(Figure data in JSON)
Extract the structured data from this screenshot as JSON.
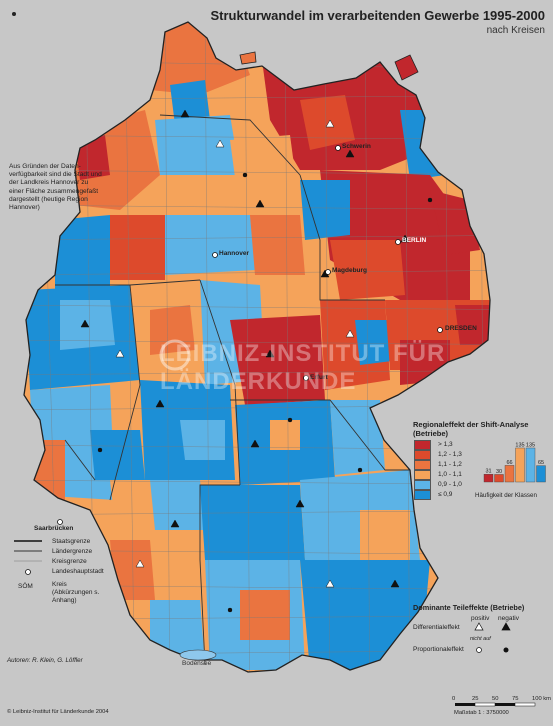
{
  "title": "Strukturwandel im verarbeitenden Gewerbe 1995-2000",
  "subtitle": "nach Kreisen",
  "note": "Aus Gründen der Daten-verfügbarkeit sind die Stadt und der Landkreis Hannover zu einer Fläche zusammengefaßt dargestellt (heutige Region Hannover)",
  "boundaries_legend": {
    "state": "Staatsgrenze",
    "land": "Ländergrenze",
    "kreis": "Kreisgrenze",
    "capital": "Landeshauptstadt",
    "kreis_abbr_sample": "SÖM",
    "kreis_abbr": "Kreis (Abkürzungen s. Anhang)"
  },
  "legend": {
    "title": "Regionaleffekt der Shift-Analyse (Betriebe)",
    "classes": [
      {
        "label": "> 1,3",
        "color": "#c1272d",
        "count": 31
      },
      {
        "label": "1,2 - 1,3",
        "color": "#dd4a2c",
        "count": 30
      },
      {
        "label": "1,1 - 1,2",
        "color": "#ea7440",
        "count": 66
      },
      {
        "label": "1,0 - 1,1",
        "color": "#f5a35a",
        "count": 135
      },
      {
        "label": "0,9 - 1,0",
        "color": "#5cb3e6",
        "count": 135
      },
      {
        "label": "≤ 0,9",
        "color": "#1c8fd6",
        "count": 65
      }
    ],
    "hist_caption": "Häufigkeit der Klassen"
  },
  "dominant": {
    "title": "Dominante Teileffekte (Betriebe)",
    "positive": "positiv",
    "negative": "negativ",
    "differential": "Differentialeffekt",
    "proportional": "Proportionaleffekt",
    "absent": "nicht auf"
  },
  "places": {
    "schwerin": "Schwerin",
    "hannover": "Hannover",
    "berlin": "BERLIN",
    "magdeburg": "Magdeburg",
    "dresden": "DRESDEN",
    "erfurt": "Erfurt",
    "bodensee": "Bodensee",
    "saarbruecken": "Saarbrücken"
  },
  "author": "Autoren: R. Klein, G. Löffler",
  "publisher": "© Leibniz-Institut für Länderkunde 2004",
  "scale": {
    "ticks": [
      "0",
      "25",
      "50",
      "75",
      "100 km"
    ],
    "label": "Maßstab 1 : 3750000"
  },
  "watermark": "LEIBNIZ-INSTITUT FÜR LÄNDERKUNDE",
  "colors": {
    "background": "#c7c7c7",
    "outline": "#444444"
  }
}
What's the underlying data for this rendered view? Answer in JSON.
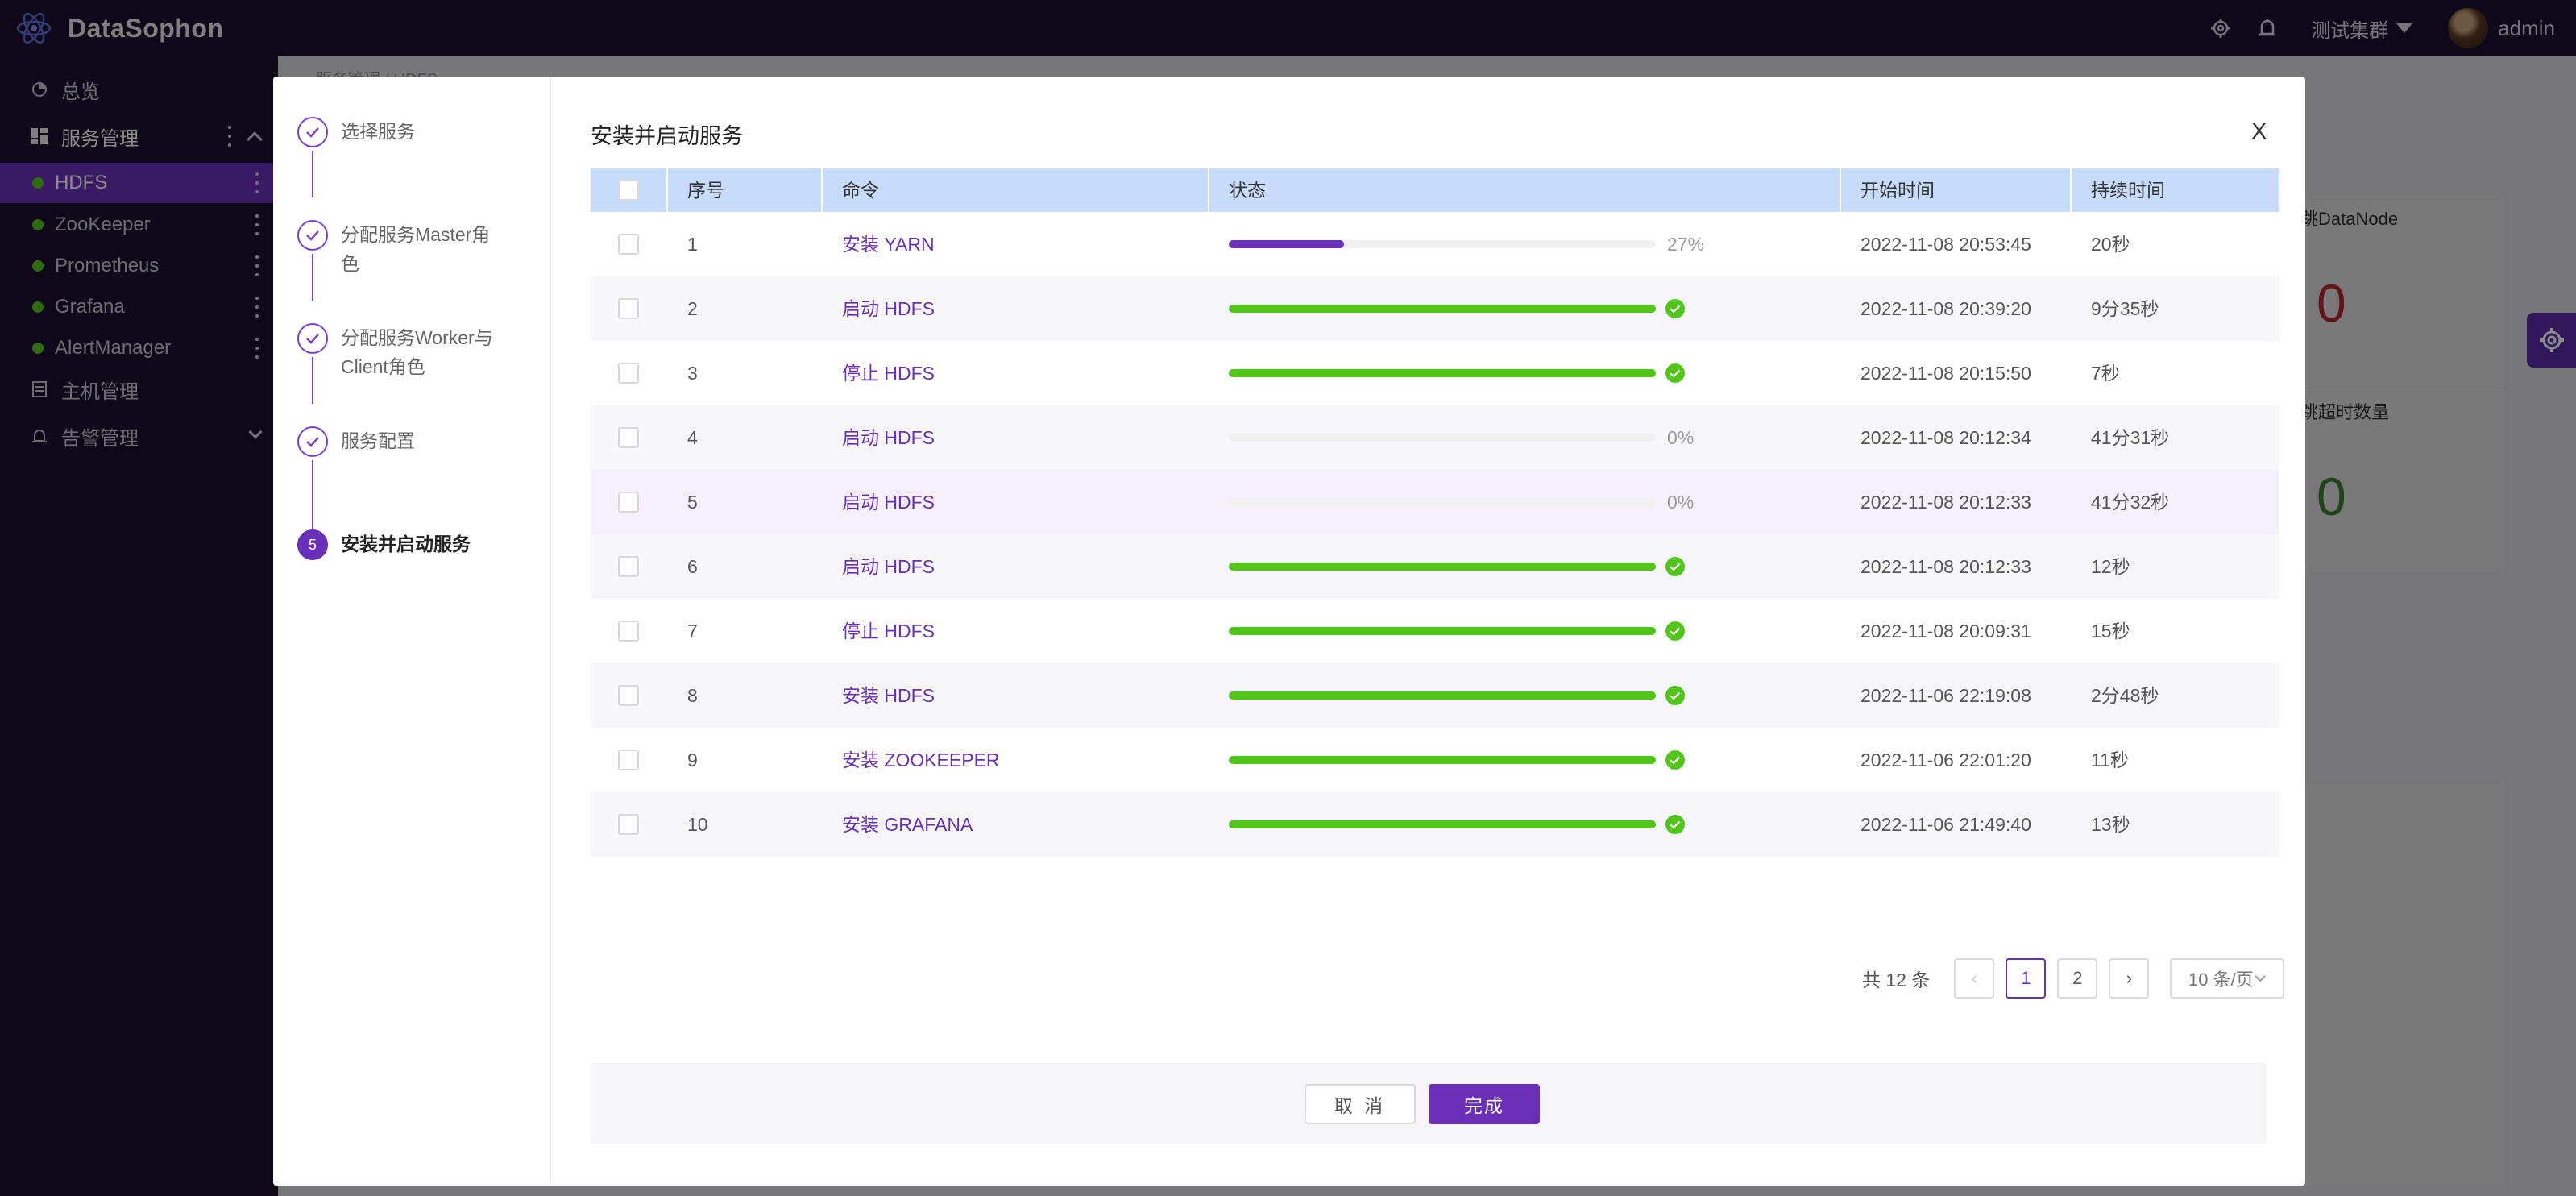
{
  "brand": {
    "name": "DataSophon"
  },
  "topbar": {
    "cluster": "测试集群",
    "user": "admin"
  },
  "sidebar": {
    "items": [
      {
        "label": "总览"
      },
      {
        "label": "服务管理"
      },
      {
        "label": "HDFS"
      },
      {
        "label": "ZooKeeper"
      },
      {
        "label": "Prometheus"
      },
      {
        "label": "Grafana"
      },
      {
        "label": "AlertManager"
      },
      {
        "label": "主机管理"
      },
      {
        "label": "告警管理"
      }
    ]
  },
  "background": {
    "breadcrumb": "服务管理 / HDFS",
    "card1_title": "跳DataNode",
    "card1_value": "0",
    "card2_title": "跳超时数量",
    "card2_value": "0"
  },
  "steps": [
    {
      "label": "选择服务"
    },
    {
      "label": "分配服务Master角色"
    },
    {
      "label": "分配服务Worker与Client角色"
    },
    {
      "label": "服务配置"
    },
    {
      "label": "安装并启动服务",
      "number": "5"
    }
  ],
  "modal": {
    "title": "安装并启动服务",
    "close": "X",
    "columns": [
      "序号",
      "命令",
      "状态",
      "开始时间",
      "持续时间"
    ],
    "rows": [
      {
        "no": "1",
        "cmd": "安装 YARN",
        "progress": 27,
        "pct": "27%",
        "start": "2022-11-08 20:53:45",
        "duration": "20秒"
      },
      {
        "no": "2",
        "cmd": "启动 HDFS",
        "progress": 100,
        "pct": "",
        "start": "2022-11-08 20:39:20",
        "duration": "9分35秒"
      },
      {
        "no": "3",
        "cmd": "停止 HDFS",
        "progress": 100,
        "pct": "",
        "start": "2022-11-08 20:15:50",
        "duration": "7秒"
      },
      {
        "no": "4",
        "cmd": "启动 HDFS",
        "progress": 0,
        "pct": "0%",
        "start": "2022-11-08 20:12:34",
        "duration": "41分31秒"
      },
      {
        "no": "5",
        "cmd": "启动 HDFS",
        "progress": 0,
        "pct": "0%",
        "start": "2022-11-08 20:12:33",
        "duration": "41分32秒"
      },
      {
        "no": "6",
        "cmd": "启动 HDFS",
        "progress": 100,
        "pct": "",
        "start": "2022-11-08 20:12:33",
        "duration": "12秒"
      },
      {
        "no": "7",
        "cmd": "停止 HDFS",
        "progress": 100,
        "pct": "",
        "start": "2022-11-08 20:09:31",
        "duration": "15秒"
      },
      {
        "no": "8",
        "cmd": "安装 HDFS",
        "progress": 100,
        "pct": "",
        "start": "2022-11-06 22:19:08",
        "duration": "2分48秒"
      },
      {
        "no": "9",
        "cmd": "安装 ZOOKEEPER",
        "progress": 100,
        "pct": "",
        "start": "2022-11-06 22:01:20",
        "duration": "11秒"
      },
      {
        "no": "10",
        "cmd": "安装 GRAFANA",
        "progress": 100,
        "pct": "",
        "start": "2022-11-06 21:49:40",
        "duration": "13秒"
      }
    ],
    "pagination": {
      "total": "共 12 条",
      "page1": "1",
      "page2": "2",
      "page_size": "10 条/页",
      "current_page": 1
    },
    "cancel": "取 消",
    "done": "完成"
  },
  "colors": {
    "accent": "#6a2fb8",
    "success": "#52c41a",
    "header_bg": "#c7dcfb",
    "sidebar_bg": "#1c0f2e"
  }
}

> Exercise task
Copy out all lines that carry the word "duration".

> Answer
        "duration": "20秒"
        "duration": "9分35秒"
        "duration": "7秒"
        "duration": "41分31秒"
        "duration": "41分32秒"
        "duration": "12秒"
        "duration": "15秒"
        "duration": "2分48秒"
        "duration": "11秒"
        "duration": "13秒"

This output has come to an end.